● **SET EXERCISE**: Rewrite each line of the items below as a Markdown table with two columns, Row and Line, numbering the rows in order and leaving out any blank lines.

● **RECORDS SHOWN**:
────────

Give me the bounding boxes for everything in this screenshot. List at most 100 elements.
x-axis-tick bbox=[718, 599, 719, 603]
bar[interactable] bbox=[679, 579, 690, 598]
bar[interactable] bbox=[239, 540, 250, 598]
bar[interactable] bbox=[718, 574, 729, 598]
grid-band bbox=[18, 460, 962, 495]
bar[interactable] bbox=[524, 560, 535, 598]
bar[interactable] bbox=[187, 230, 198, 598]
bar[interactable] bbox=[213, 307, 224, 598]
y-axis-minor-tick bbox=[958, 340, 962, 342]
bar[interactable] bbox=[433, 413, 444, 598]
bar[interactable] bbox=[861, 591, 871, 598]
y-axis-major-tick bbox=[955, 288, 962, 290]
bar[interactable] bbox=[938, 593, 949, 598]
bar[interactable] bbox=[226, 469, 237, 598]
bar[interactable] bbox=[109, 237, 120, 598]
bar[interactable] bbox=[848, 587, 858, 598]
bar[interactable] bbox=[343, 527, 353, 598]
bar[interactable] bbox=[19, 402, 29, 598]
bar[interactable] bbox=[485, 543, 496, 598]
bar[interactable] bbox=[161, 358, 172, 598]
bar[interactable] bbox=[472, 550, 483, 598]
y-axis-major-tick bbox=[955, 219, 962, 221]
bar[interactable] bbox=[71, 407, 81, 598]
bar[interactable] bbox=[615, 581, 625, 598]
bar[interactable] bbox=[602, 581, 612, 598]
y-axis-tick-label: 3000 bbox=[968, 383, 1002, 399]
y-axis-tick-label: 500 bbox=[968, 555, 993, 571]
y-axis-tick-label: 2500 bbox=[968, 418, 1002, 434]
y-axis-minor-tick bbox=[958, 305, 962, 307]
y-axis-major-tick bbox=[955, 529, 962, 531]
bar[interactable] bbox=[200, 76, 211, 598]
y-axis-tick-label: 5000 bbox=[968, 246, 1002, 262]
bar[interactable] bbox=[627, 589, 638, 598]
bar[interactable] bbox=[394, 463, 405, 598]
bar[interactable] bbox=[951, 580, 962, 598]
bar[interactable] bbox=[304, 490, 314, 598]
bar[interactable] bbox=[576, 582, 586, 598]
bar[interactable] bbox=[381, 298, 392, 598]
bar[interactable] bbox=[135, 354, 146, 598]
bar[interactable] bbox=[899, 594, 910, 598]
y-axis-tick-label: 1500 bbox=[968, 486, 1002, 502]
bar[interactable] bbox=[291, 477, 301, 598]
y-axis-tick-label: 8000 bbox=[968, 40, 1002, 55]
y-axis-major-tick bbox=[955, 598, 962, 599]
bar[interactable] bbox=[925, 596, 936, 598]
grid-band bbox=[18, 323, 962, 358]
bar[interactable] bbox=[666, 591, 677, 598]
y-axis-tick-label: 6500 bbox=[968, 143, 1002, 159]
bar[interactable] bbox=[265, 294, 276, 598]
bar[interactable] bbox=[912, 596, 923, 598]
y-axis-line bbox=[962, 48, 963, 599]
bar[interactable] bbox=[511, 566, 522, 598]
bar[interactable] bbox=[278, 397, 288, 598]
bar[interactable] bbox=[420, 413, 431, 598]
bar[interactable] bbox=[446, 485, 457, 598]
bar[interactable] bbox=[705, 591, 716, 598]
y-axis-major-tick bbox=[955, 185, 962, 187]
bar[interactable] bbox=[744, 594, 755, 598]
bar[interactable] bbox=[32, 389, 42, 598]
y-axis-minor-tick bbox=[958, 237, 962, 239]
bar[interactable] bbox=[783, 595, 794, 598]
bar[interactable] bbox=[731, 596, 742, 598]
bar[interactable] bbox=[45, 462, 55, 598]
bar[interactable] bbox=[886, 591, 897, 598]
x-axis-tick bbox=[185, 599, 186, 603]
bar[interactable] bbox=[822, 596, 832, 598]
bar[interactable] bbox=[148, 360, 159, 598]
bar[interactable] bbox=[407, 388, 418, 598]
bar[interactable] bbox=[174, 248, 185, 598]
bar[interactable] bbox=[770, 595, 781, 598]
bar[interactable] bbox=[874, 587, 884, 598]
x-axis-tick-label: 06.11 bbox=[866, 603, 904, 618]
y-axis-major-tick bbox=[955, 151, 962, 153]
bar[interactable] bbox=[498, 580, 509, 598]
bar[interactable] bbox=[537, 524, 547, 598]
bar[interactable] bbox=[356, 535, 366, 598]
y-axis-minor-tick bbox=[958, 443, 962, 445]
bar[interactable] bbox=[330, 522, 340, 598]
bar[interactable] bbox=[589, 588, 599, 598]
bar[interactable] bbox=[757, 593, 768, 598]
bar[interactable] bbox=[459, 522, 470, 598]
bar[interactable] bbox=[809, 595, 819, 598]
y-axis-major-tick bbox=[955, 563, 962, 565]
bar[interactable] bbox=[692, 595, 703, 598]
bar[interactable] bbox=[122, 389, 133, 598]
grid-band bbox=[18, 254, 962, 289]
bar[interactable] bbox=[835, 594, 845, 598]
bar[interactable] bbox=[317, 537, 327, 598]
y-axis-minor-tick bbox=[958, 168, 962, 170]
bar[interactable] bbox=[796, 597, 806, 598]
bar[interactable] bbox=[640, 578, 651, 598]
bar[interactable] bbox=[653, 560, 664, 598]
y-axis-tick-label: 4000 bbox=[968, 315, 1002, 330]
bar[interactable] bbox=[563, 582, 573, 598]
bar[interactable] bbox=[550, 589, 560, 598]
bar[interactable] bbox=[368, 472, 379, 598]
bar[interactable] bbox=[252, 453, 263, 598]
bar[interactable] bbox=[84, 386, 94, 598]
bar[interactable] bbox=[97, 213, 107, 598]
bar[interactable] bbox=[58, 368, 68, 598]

────────

● **EXERCISE ANSWER**:
| Row | Line |
|---|---|
| 1 | Give me the bounding boxes for everything in this screenshot. List at most 100 elements. |
| 2 | x-axis-tick bbox=[718, 599, 719, 603] |
| 3 | bar[interactable] bbox=[679, 579, 690, 598] |
| 4 | bar[interactable] bbox=[239, 540, 250, 598] |
| 5 | bar[interactable] bbox=[718, 574, 729, 598] |
| 6 | grid-band bbox=[18, 460, 962, 495] |
| 7 | bar[interactable] bbox=[524, 560, 535, 598] |
| 8 | bar[interactable] bbox=[187, 230, 198, 598] |
| 9 | bar[interactable] bbox=[213, 307, 224, 598] |
| 10 | y-axis-minor-tick bbox=[958, 340, 962, 342] |
| 11 | bar[interactable] bbox=[433, 413, 444, 598] |
| 12 | bar[interactable] bbox=[861, 591, 871, 598] |
| 13 | y-axis-major-tick bbox=[955, 288, 962, 290] |
| 14 | bar[interactable] bbox=[938, 593, 949, 598] |
| 15 | bar[interactable] bbox=[226, 469, 237, 598] |
| 16 | bar[interactable] bbox=[109, 237, 120, 598] |
| 17 | bar[interactable] bbox=[848, 587, 858, 598] |
| 18 | bar[interactable] bbox=[343, 527, 353, 598] |
| 19 | bar[interactable] bbox=[19, 402, 29, 598] |
| 20 | bar[interactable] bbox=[485, 543, 496, 598] |
| 21 | bar[interactable] bbox=[161, 358, 172, 598] |
| 22 | bar[interactable] bbox=[472, 550, 483, 598] |
| 23 | y-axis-major-tick bbox=[955, 219, 962, 221] |
| 24 | bar[interactable] bbox=[71, 407, 81, 598] |
| 25 | bar[interactable] bbox=[615, 581, 625, 598] |
| 26 | bar[interactable] bbox=[602, 581, 612, 598] |
| 27 | y-axis-tick-label: 3000 bbox=[968, 383, 1002, 399] |
| 28 | y-axis-tick-label: 500 bbox=[968, 555, 993, 571] |
| 29 | y-axis-tick-label: 2500 bbox=[968, 418, 1002, 434] |
| 30 | y-axis-minor-tick bbox=[958, 305, 962, 307] |
| 31 | y-axis-major-tick bbox=[955, 529, 962, 531] |
| 32 | bar[interactable] bbox=[200, 76, 211, 598] |
| 33 | y-axis-tick-label: 5000 bbox=[968, 246, 1002, 262] |
| 34 | bar[interactable] bbox=[627, 589, 638, 598] |
| 35 | bar[interactable] bbox=[394, 463, 405, 598] |
| 36 | bar[interactable] bbox=[951, 580, 962, 598] |
| 37 | bar[interactable] bbox=[304, 490, 314, 598] |
| 38 | bar[interactable] bbox=[576, 582, 586, 598] |
| 39 | bar[interactable] bbox=[381, 298, 392, 598] |
| 40 | bar[interactable] bbox=[135, 354, 146, 598] |
| 41 | bar[interactable] bbox=[899, 594, 910, 598] |
| 42 | y-axis-tick-label: 1500 bbox=[968, 486, 1002, 502] |
| 43 | bar[interactable] bbox=[291, 477, 301, 598] |
| 44 | y-axis-tick-label: 8000 bbox=[968, 40, 1002, 55] |
| 45 | y-axis-major-tick bbox=[955, 598, 962, 599] |
| 46 | bar[interactable] bbox=[925, 596, 936, 598] |
| 47 | grid-band bbox=[18, 323, 962, 358] |
| 48 | bar[interactable] bbox=[666, 591, 677, 598] |
| 49 | y-axis-tick-label: 6500 bbox=[968, 143, 1002, 159] |
| 50 | bar[interactable] bbox=[265, 294, 276, 598] |
| 51 | bar[interactable] bbox=[912, 596, 923, 598] |
| 52 | y-axis-line bbox=[962, 48, 963, 599] |
| 53 | bar[interactable] bbox=[511, 566, 522, 598] |
| 54 | bar[interactable] bbox=[278, 397, 288, 598] |
| 55 | bar[interactable] bbox=[420, 413, 431, 598] |
| 56 | bar[interactable] bbox=[446, 485, 457, 598] |
| 57 | bar[interactable] bbox=[705, 591, 716, 598] |
| 58 | y-axis-major-tick bbox=[955, 185, 962, 187] |
| 59 | bar[interactable] bbox=[744, 594, 755, 598] |
| 60 | bar[interactable] bbox=[32, 389, 42, 598] |
| 61 | y-axis-minor-tick bbox=[958, 237, 962, 239] |
| 62 | bar[interactable] bbox=[783, 595, 794, 598] |
| 63 | bar[interactable] bbox=[731, 596, 742, 598] |
| 64 | bar[interactable] bbox=[45, 462, 55, 598] |
| 65 | bar[interactable] bbox=[886, 591, 897, 598] |
| 66 | x-axis-tick bbox=[185, 599, 186, 603] |
| 67 | bar[interactable] bbox=[822, 596, 832, 598] |
| 68 | bar[interactable] bbox=[148, 360, 159, 598] |
| 69 | bar[interactable] bbox=[407, 388, 418, 598] |
| 70 | bar[interactable] bbox=[174, 248, 185, 598] |
| 71 | bar[interactable] bbox=[770, 595, 781, 598] |
| 72 | bar[interactable] bbox=[874, 587, 884, 598] |
| 73 | x-axis-tick-label: 06.11 bbox=[866, 603, 904, 618] |
| 74 | y-axis-major-tick bbox=[955, 151, 962, 153] |
| 75 | bar[interactable] bbox=[498, 580, 509, 598] |
| 76 | bar[interactable] bbox=[537, 524, 547, 598] |
| 77 | bar[interactable] bbox=[356, 535, 366, 598] |
| 78 | y-axis-minor-tick bbox=[958, 443, 962, 445] |
| 79 | bar[interactable] bbox=[330, 522, 340, 598] |
| 80 | bar[interactable] bbox=[589, 588, 599, 598] |
| 81 | bar[interactable] bbox=[757, 593, 768, 598] |
| 82 | bar[interactable] bbox=[459, 522, 470, 598] |
| 83 | bar[interactable] bbox=[809, 595, 819, 598] |
| 84 | y-axis-major-tick bbox=[955, 563, 962, 565] |
| 85 | bar[interactable] bbox=[692, 595, 703, 598] |
| 86 | bar[interactable] bbox=[122, 389, 133, 598] |
| 87 | grid-band bbox=[18, 254, 962, 289] |
| 88 | bar[interactable] bbox=[835, 594, 845, 598] |
| 89 | bar[interactable] bbox=[317, 537, 327, 598] |
| 90 | y-axis-minor-tick bbox=[958, 168, 962, 170] |
| 91 | bar[interactable] bbox=[796, 597, 806, 598] |
| 92 | bar[interactable] bbox=[640, 578, 651, 598] |
| 93 | bar[interactable] bbox=[653, 560, 664, 598] |
| 94 | y-axis-tick-label: 4000 bbox=[968, 315, 1002, 330] |
| 95 | bar[interactable] bbox=[563, 582, 573, 598] |
| 96 | bar[interactable] bbox=[550, 589, 560, 598] |
| 97 | bar[interactable] bbox=[368, 472, 379, 598] |
| 98 | bar[interactable] bbox=[252, 453, 263, 598] |
| 99 | bar[interactable] bbox=[84, 386, 94, 598] |
| 100 | bar[interactable] bbox=[97, 213, 107, 598] |
| 101 | bar[interactable] bbox=[58, 368, 68, 598] |